__Task directions__.
Filter the entries below, keeping only lines with the word "name".

[Structured figure records]
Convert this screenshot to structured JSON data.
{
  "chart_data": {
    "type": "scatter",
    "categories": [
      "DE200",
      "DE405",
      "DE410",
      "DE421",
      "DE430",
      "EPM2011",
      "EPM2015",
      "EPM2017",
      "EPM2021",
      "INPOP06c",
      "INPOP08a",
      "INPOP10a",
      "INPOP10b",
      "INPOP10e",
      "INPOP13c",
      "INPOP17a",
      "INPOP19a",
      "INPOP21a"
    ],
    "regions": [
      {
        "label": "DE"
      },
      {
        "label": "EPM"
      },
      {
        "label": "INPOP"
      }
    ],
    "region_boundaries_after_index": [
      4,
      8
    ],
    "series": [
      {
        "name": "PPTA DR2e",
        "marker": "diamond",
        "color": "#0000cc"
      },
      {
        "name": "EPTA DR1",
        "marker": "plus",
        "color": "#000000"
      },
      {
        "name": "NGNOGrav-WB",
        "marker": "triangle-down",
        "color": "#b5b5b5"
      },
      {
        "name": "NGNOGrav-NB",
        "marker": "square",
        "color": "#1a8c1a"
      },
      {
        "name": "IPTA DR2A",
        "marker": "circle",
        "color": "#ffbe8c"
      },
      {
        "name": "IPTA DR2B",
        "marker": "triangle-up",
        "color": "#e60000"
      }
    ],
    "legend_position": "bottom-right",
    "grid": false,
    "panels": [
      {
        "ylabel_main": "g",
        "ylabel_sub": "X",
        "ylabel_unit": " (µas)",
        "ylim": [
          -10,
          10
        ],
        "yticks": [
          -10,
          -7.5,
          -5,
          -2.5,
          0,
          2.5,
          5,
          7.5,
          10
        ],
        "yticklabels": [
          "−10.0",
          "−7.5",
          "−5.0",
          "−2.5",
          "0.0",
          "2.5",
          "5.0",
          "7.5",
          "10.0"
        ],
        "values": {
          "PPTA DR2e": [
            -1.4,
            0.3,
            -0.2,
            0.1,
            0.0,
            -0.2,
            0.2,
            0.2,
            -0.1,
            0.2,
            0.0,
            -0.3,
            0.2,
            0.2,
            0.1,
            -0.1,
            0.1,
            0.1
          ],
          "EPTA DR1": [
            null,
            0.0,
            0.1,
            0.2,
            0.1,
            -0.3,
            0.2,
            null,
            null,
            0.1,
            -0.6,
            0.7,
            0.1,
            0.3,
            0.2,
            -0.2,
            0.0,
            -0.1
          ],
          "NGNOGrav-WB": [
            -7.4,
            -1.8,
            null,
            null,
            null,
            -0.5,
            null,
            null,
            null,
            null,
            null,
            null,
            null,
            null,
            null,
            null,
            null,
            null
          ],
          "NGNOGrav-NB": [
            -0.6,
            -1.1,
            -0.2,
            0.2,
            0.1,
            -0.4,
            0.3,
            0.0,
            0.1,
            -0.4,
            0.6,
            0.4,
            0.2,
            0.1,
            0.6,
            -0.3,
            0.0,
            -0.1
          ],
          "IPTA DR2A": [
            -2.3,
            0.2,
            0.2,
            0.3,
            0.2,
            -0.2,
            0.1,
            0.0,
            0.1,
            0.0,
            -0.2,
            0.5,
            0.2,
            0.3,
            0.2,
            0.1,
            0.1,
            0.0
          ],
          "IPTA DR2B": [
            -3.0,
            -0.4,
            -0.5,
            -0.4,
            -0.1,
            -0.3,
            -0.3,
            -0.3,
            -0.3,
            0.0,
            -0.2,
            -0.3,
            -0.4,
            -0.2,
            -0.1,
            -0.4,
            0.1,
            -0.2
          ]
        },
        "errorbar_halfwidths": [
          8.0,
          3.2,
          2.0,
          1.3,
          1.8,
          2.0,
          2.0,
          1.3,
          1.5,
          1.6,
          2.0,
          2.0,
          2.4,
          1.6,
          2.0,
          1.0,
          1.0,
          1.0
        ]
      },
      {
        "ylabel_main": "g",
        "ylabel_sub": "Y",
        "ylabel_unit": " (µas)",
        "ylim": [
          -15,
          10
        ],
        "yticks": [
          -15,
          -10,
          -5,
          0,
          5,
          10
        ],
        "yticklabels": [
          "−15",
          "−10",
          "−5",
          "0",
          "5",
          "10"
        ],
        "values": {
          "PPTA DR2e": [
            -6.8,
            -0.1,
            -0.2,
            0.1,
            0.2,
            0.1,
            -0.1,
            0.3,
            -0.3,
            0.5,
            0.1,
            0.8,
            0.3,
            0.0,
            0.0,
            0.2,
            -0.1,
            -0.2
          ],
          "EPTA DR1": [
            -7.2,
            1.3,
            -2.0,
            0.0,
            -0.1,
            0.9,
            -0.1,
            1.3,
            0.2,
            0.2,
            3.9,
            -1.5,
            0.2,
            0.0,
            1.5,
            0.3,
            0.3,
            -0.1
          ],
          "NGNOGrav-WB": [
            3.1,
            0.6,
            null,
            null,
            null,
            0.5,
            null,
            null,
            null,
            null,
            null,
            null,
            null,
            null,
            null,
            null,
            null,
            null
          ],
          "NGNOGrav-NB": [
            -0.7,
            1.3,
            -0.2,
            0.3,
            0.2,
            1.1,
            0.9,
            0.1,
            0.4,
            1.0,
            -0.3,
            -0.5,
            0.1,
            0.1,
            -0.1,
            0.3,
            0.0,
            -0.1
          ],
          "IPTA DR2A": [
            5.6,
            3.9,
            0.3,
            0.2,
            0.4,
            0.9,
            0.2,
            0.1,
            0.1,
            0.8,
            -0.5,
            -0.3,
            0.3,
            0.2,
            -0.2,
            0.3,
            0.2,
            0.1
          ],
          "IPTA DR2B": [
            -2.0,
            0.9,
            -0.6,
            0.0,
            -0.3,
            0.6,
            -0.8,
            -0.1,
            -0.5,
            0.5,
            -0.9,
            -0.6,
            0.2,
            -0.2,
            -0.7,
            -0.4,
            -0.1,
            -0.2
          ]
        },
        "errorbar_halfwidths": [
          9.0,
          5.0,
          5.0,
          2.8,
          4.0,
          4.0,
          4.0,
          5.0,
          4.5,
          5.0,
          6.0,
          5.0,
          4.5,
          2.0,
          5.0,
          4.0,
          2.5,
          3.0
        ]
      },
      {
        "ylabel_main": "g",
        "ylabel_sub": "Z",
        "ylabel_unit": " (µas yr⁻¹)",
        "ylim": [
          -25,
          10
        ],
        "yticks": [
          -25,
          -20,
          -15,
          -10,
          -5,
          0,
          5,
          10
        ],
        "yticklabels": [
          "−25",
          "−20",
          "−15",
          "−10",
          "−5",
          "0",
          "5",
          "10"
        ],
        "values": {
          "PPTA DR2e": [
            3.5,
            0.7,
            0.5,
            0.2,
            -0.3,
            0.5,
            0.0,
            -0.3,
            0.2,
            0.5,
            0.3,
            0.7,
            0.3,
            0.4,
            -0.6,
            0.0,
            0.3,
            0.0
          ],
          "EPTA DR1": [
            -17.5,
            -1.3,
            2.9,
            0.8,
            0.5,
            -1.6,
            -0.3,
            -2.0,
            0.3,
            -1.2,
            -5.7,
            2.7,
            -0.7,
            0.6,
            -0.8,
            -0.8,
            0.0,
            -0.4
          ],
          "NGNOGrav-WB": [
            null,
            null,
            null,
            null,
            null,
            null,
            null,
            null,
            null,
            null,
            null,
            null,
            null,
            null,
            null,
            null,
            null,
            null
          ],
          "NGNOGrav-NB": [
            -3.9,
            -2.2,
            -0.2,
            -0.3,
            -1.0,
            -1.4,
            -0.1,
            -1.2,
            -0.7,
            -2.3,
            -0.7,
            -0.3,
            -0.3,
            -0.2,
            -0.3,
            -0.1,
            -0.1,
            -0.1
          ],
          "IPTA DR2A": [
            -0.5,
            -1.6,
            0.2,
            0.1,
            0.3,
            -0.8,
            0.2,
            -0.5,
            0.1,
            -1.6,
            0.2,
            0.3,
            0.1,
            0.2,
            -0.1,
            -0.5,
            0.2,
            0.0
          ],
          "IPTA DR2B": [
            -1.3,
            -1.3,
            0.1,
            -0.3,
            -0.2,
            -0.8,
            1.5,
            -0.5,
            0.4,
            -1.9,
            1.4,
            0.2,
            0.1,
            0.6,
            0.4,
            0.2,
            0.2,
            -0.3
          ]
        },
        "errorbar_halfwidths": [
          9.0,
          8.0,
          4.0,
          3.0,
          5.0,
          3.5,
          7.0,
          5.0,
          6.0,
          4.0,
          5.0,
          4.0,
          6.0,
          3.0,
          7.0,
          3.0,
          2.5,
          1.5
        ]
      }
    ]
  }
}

__Result__.
        "name": "PPTA DR2e",
        "name": "EPTA DR1",
        "name": "NGNOGrav-WB",
        "name": "NGNOGrav-NB",
        "name": "IPTA DR2A",
        "name": "IPTA DR2B",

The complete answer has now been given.